**課題**
次のすべての項目の行を、一字一句違えずに書き写しなさい。ただし、画像は解答に含めないこと。

**資料**
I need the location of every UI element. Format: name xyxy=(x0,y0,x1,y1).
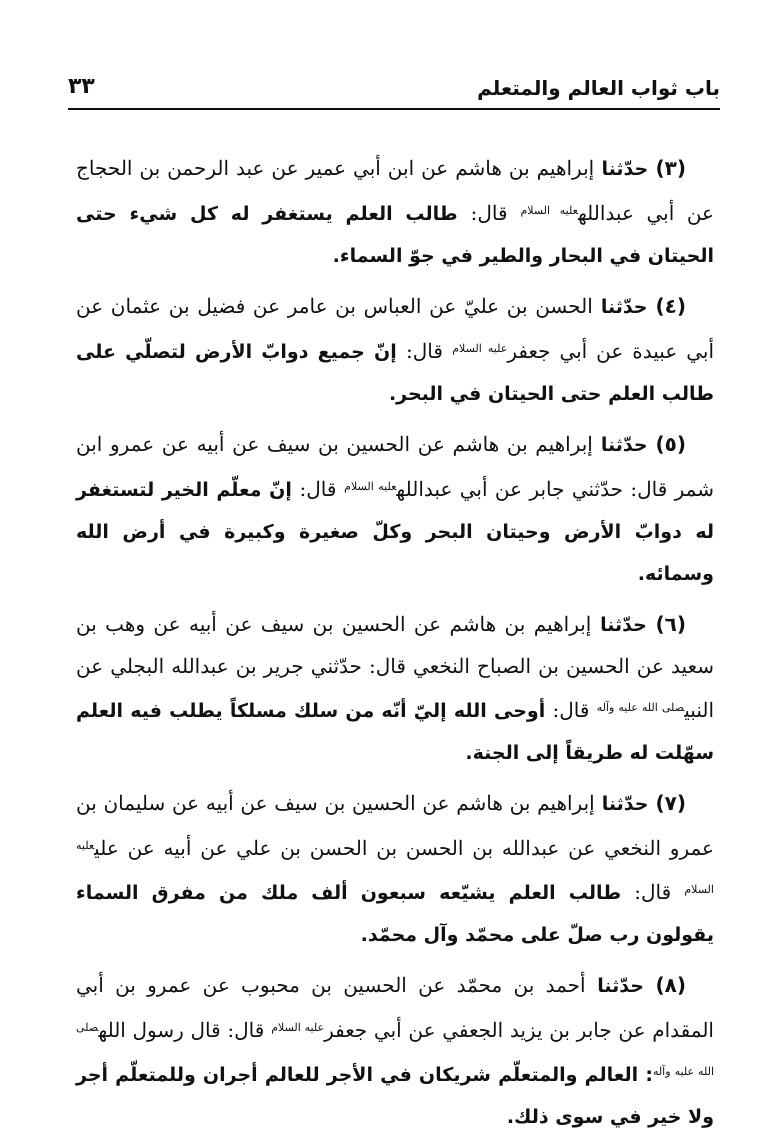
hadith-lead: حدّثنا xyxy=(601,158,649,180)
hadith-lead: حدّثنا xyxy=(601,793,649,815)
hadith-4 xyxy=(76,286,714,415)
hadith-text: طالب العلم يشيّعه سبعون ألف ملك من مفرق السماء يقولون رب صلّ على محمّد وآل محمّد. xyxy=(76,882,714,946)
hadith-text: إنّ جميع دوابّ الأرض لتصلّي على طالب العلم حتى الحيتان في البحر. xyxy=(76,341,714,405)
hadith-5 xyxy=(76,424,714,595)
honorific-glyph: صلى الله عليه وآله xyxy=(76,1021,715,1078)
hadith-lead: حدّثنا xyxy=(600,434,648,456)
hadith-said: قال: xyxy=(299,477,337,501)
hadith-number: (٤) xyxy=(655,294,686,318)
hadith-said: قال: قال رسول الله xyxy=(98,1018,265,1042)
running-header xyxy=(68,70,720,110)
chapter-title: باب ثواب العالم والمتعلم xyxy=(477,76,720,100)
hadith-number: (٣) xyxy=(655,156,686,180)
hadith-text: أوحى الله إليّ أنّه من سلك مسلكاً يطلب فيه العلم سهّلت له طريقاً إلى الجنة. xyxy=(76,700,714,764)
hadith-chain: إبراهيم بن هاشم عن الحسين بن سيف عن أبيه عن وهب بن سعيد عن الحسين بن الصباح النخعي قال: حدّثني جرير بن عبدالله البجلي عن النبي xyxy=(76,612,715,722)
honorific-glyph: عليه السلام xyxy=(76,839,714,896)
page-body xyxy=(76,148,714,1147)
honorific-glyph: عليه السلام xyxy=(271,1021,325,1034)
hadith-said: قال: xyxy=(470,201,508,225)
hadith-number: (٧) xyxy=(655,791,686,815)
hadith-number: (٦) xyxy=(655,612,686,636)
hadith-said: قال: xyxy=(552,698,590,722)
hadith-text: طالب العلم يستغفر له كل شيء حتى الحيتان في البحار والطير في جوّ السماء. xyxy=(76,203,714,267)
honorific-glyph: صلى الله عليه وآله xyxy=(596,701,685,714)
hadith-8 xyxy=(76,965,714,1138)
hadith-chain: أحمد بن محمّد عن الحسين بن محبوب عن عمرو بن أبي المقدام عن جابر بن يزيد الجعفي عن أبي جعفر xyxy=(76,973,714,1042)
hadith-7 xyxy=(76,783,714,956)
page-number: ٣٣ xyxy=(68,74,95,99)
honorific-glyph: عليه السلام xyxy=(344,480,397,493)
hadith-lead: حدّثنا xyxy=(600,296,648,318)
hadith-said: قال: xyxy=(406,339,443,363)
hadith-text: : العالم والمتعلّم شريكان في الأجر للعالم أجران وللمتعلّم أجر ولا خير في سوى ذلك. xyxy=(76,1064,714,1128)
hadith-chain: إبراهيم بن هاشم عن ابن أبي عمير عن عبد الرحمن بن الحجاج عن أبي عبدالله xyxy=(76,156,714,225)
hadith-lead: حدّثنا xyxy=(597,975,644,997)
hadith-6 xyxy=(76,604,714,774)
honorific-glyph: عليه السلام xyxy=(452,342,508,355)
hadith-chain: الحسن بن عليّ عن العباس بن عامر عن فضيل بن عثمان عن أبي عبيدة عن أبي جعفر xyxy=(76,294,714,363)
hadith-3 xyxy=(76,148,714,277)
honorific-glyph: عليه السلام xyxy=(520,204,578,217)
hadith-chain: إبراهيم بن هاشم عن الحسين بن سيف عن أبيه عن سليمان بن عمرو النخعي عن عبدالله بن الحسن بن الحسن بن علي عن أبيه عن علي xyxy=(76,791,714,860)
hadith-number: (٨) xyxy=(655,973,687,997)
hadith-lead: حدّثنا xyxy=(600,614,647,636)
hadith-said: قال: xyxy=(634,880,672,904)
hadith-chain: إبراهيم بن هاشم عن الحسين بن سيف عن أبيه عن عمرو ابن شمر قال: حدّثني جابر عن أبي عبدالله xyxy=(76,432,714,501)
hadith-number: (٥) xyxy=(655,432,686,456)
hadith-text: إنّ معلّم الخير لتستغفر له دوابّ الأرض وحيتان البحر وكلّ صغيرة وكبيرة في أرض الله وسمائه. xyxy=(76,479,714,585)
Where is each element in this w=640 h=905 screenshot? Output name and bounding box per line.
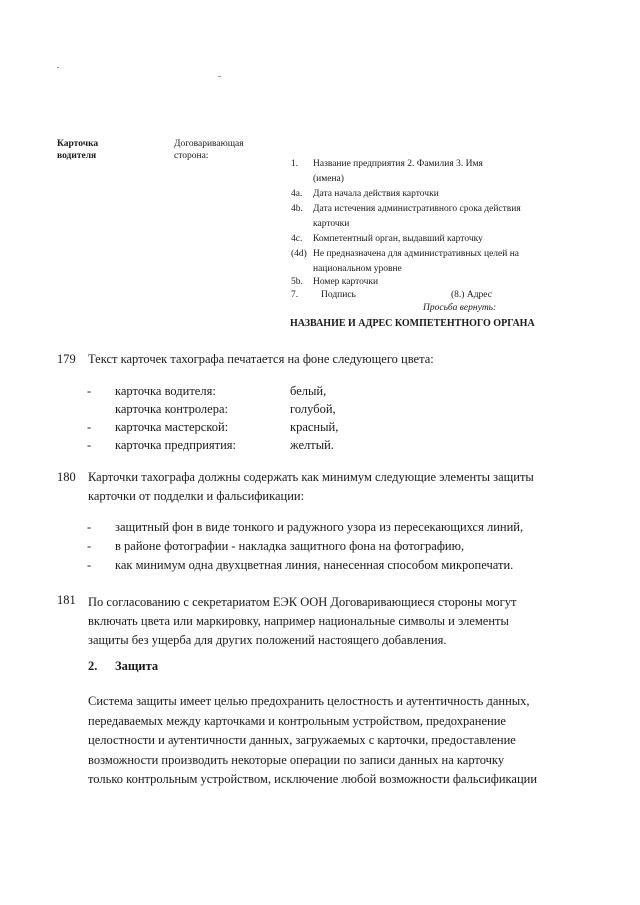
scan-speck (218, 76, 221, 77)
card-field: национальном уровне (313, 264, 402, 274)
para-180-line: Карточки тахографа должны содержать как минимум следующие элементы защиты (88, 470, 534, 484)
section-number: 2. (88, 659, 98, 673)
card-field: 4a. Дата начала действия карточки (291, 189, 439, 199)
protection-paragraph: Система защиты имеет целью предохранить целостность и аутентичность данных, передаваемых между карточками и контрольным устройством, предохранение целостности и аутентичности данных, загружаемых с карточки, предоставление возможности производить некоторые операции по записи данных на карточку только контрольным устройством, исключение любой возможности фальсификации (88, 694, 538, 786)
card-field: (имена) (313, 174, 344, 184)
card-field: карточки (313, 219, 350, 229)
card-type-label: Карточка водителя (57, 139, 99, 161)
card-field: 4c. Компетентный орган, выдавший карточку (291, 234, 483, 244)
para-181-number: 181 (57, 593, 76, 607)
para-180-line: карточки от подделки и фальсификации: (88, 489, 305, 503)
scan-speck (57, 67, 59, 68)
para-181-text: По согласованию с секретариатом ЕЭК ООН Договаривающиеся стороны могут включать цвета или маркировку, например национальные символы и элементы защиты без ущерба для других положений настоящего добавления. (88, 595, 517, 647)
authority-heading: НАЗВАНИЕ И АДРЕС КОМПЕТЕНТНОГО ОРГАНА (290, 318, 535, 329)
signature-line: 7. Подпись (8.) Адрес (291, 290, 492, 300)
para-179-text: Текст карточек тахографа печатается на фоне следующего цвета: (88, 352, 434, 366)
card-field: 4b. Дата истечения административного срока действия (291, 204, 521, 214)
return-label: Просьба вернуть: (423, 303, 497, 313)
contracting-party-label: Договаривающая сторона: (174, 139, 244, 161)
para-179-number: 179 (57, 352, 76, 366)
card-field: 1. Название предприятия 2. Фамилия 3. Имя (291, 159, 483, 169)
para-180-number: 180 (57, 470, 76, 484)
card-field: (4d) Не предназначена для административных целей на (291, 249, 520, 259)
card-field: 5b. Номер карточки (291, 277, 379, 287)
section-title: Защита (115, 659, 159, 673)
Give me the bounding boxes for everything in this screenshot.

**解答例**
I need the location of every UI element. Format: name xyxy=(x0,y0,x1,y1).
hadith-lead: حدّثنا xyxy=(601,158,649,180)
hadith-lead: حدّثنا xyxy=(601,793,649,815)
hadith-4 xyxy=(76,286,714,415)
hadith-text: طالب العلم يشيّعه سبعون ألف ملك من مفرق السماء يقولون رب صلّ على محمّد وآل محمّد. xyxy=(76,882,714,946)
hadith-text: إنّ جميع دوابّ الأرض لتصلّي على طالب العلم حتى الحيتان في البحر. xyxy=(76,341,714,405)
hadith-5 xyxy=(76,424,714,595)
honorific-glyph: صلى الله عليه وآله xyxy=(76,1021,715,1078)
hadith-lead: حدّثنا xyxy=(600,434,648,456)
hadith-said: قال: xyxy=(299,477,337,501)
hadith-number: (٤) xyxy=(655,294,686,318)
hadith-said: قال: قال رسول الله xyxy=(98,1018,265,1042)
running-header xyxy=(68,70,720,110)
chapter-title: باب ثواب العالم والمتعلم xyxy=(477,76,720,100)
hadith-number: (٣) xyxy=(655,156,686,180)
hadith-text: أوحى الله إليّ أنّه من سلك مسلكاً يطلب فيه العلم سهّلت له طريقاً إلى الجنة. xyxy=(76,700,714,764)
hadith-chain: إبراهيم بن هاشم عن الحسين بن سيف عن أبيه عن وهب بن سعيد عن الحسين بن الصباح النخعي قال: حدّثني جرير بن عبدالله البجلي عن النبي xyxy=(76,612,715,722)
honorific-glyph: عليه السلام xyxy=(76,839,714,896)
page-body xyxy=(76,148,714,1147)
honorific-glyph: عليه السلام xyxy=(271,1021,325,1034)
hadith-said: قال: xyxy=(470,201,508,225)
hadith-number: (٧) xyxy=(655,791,686,815)
hadith-number: (٦) xyxy=(655,612,686,636)
hadith-said: قال: xyxy=(552,698,590,722)
hadith-text: طالب العلم يستغفر له كل شيء حتى الحيتان في البحار والطير في جوّ السماء. xyxy=(76,203,714,267)
honorific-glyph: صلى الله عليه وآله xyxy=(596,701,685,714)
hadith-8 xyxy=(76,965,714,1138)
hadith-chain: أحمد بن محمّد عن الحسين بن محبوب عن عمرو بن أبي المقدام عن جابر بن يزيد الجعفي عن أبي جعفر xyxy=(76,973,714,1042)
hadith-7 xyxy=(76,783,714,956)
page-number: ٣٣ xyxy=(68,74,95,99)
honorific-glyph: عليه السلام xyxy=(344,480,397,493)
hadith-lead: حدّثنا xyxy=(600,296,648,318)
hadith-said: قال: xyxy=(406,339,443,363)
hadith-text: : العالم والمتعلّم شريكان في الأجر للعالم أجران وللمتعلّم أجر ولا خير في سوى ذلك. xyxy=(76,1064,714,1128)
hadith-chain: إبراهيم بن هاشم عن ابن أبي عمير عن عبد الرحمن بن الحجاج عن أبي عبدالله xyxy=(76,156,714,225)
hadith-lead: حدّثنا xyxy=(597,975,644,997)
hadith-6 xyxy=(76,604,714,774)
honorific-glyph: عليه السلام xyxy=(452,342,508,355)
hadith-chain: الحسن بن عليّ عن العباس بن عامر عن فضيل بن عثمان عن أبي عبيدة عن أبي جعفر xyxy=(76,294,714,363)
hadith-3 xyxy=(76,148,714,277)
honorific-glyph: عليه السلام xyxy=(520,204,578,217)
hadith-chain: إبراهيم بن هاشم عن الحسين بن سيف عن أبيه عن سليمان بن عمرو النخعي عن عبدالله بن الحسن بن الحسن بن علي عن أبيه عن علي xyxy=(76,791,714,860)
hadith-number: (٨) xyxy=(655,973,687,997)
hadith-lead: حدّثنا xyxy=(600,614,647,636)
hadith-said: قال: xyxy=(634,880,672,904)
hadith-chain: إبراهيم بن هاشم عن الحسين بن سيف عن أبيه عن عمرو ابن شمر قال: حدّثني جابر عن أبي عبدالله xyxy=(76,432,714,501)
hadith-number: (٥) xyxy=(655,432,686,456)
hadith-text: إنّ معلّم الخير لتستغفر له دوابّ الأرض وحيتان البحر وكلّ صغيرة وكبيرة في أرض الله وسمائه. xyxy=(76,479,714,585)
Where is each element in this w=640 h=905 screenshot? Output name and bounding box per line.
scan-speck (218, 76, 221, 77)
card-field: национальном уровне (313, 264, 402, 274)
para-180-line: Карточки тахографа должны содержать как минимум следующие элементы защиты (88, 470, 534, 484)
section-number: 2. (88, 659, 98, 673)
card-field: 4a. Дата начала действия карточки (291, 189, 439, 199)
protection-paragraph: Система защиты имеет целью предохранить целостность и аутентичность данных, передаваемых между карточками и контрольным устройством, предохранение целостности и аутентичности данных, загружаемых с карточки, предоставление возможности производить некоторые операции по записи данных на карточку только контрольным устройством, исключение любой возможности фальсификации (88, 694, 538, 786)
card-field: (имена) (313, 174, 344, 184)
card-field: карточки (313, 219, 350, 229)
card-type-label: Карточка водителя (57, 139, 99, 161)
card-field: 4c. Компетентный орган, выдавший карточку (291, 234, 483, 244)
para-181-number: 181 (57, 593, 76, 607)
para-180-line: карточки от подделки и фальсификации: (88, 489, 305, 503)
scan-speck (57, 67, 59, 68)
para-181-text: По согласованию с секретариатом ЕЭК ООН Договаривающиеся стороны могут включать цвета или маркировку, например национальные символы и элементы защиты без ущерба для других положений настоящего добавления. (88, 595, 517, 647)
authority-heading: НАЗВАНИЕ И АДРЕС КОМПЕТЕНТНОГО ОРГАНА (290, 318, 535, 329)
signature-line: 7. Подпись (8.) Адрес (291, 290, 492, 300)
para-179-text: Текст карточек тахографа печатается на фоне следующего цвета: (88, 352, 434, 366)
card-field: 4b. Дата истечения административного срока действия (291, 204, 521, 214)
return-label: Просьба вернуть: (423, 303, 497, 313)
contracting-party-label: Договаривающая сторона: (174, 139, 244, 161)
para-179-number: 179 (57, 352, 76, 366)
card-field: 1. Название предприятия 2. Фамилия 3. Имя (291, 159, 483, 169)
para-180-number: 180 (57, 470, 76, 484)
card-field: (4d) Не предназначена для административных целей на (291, 249, 520, 259)
card-field: 5b. Номер карточки (291, 277, 379, 287)
section-title: Защита (115, 659, 159, 673)
Give me the bounding boxes for everything in this screenshot.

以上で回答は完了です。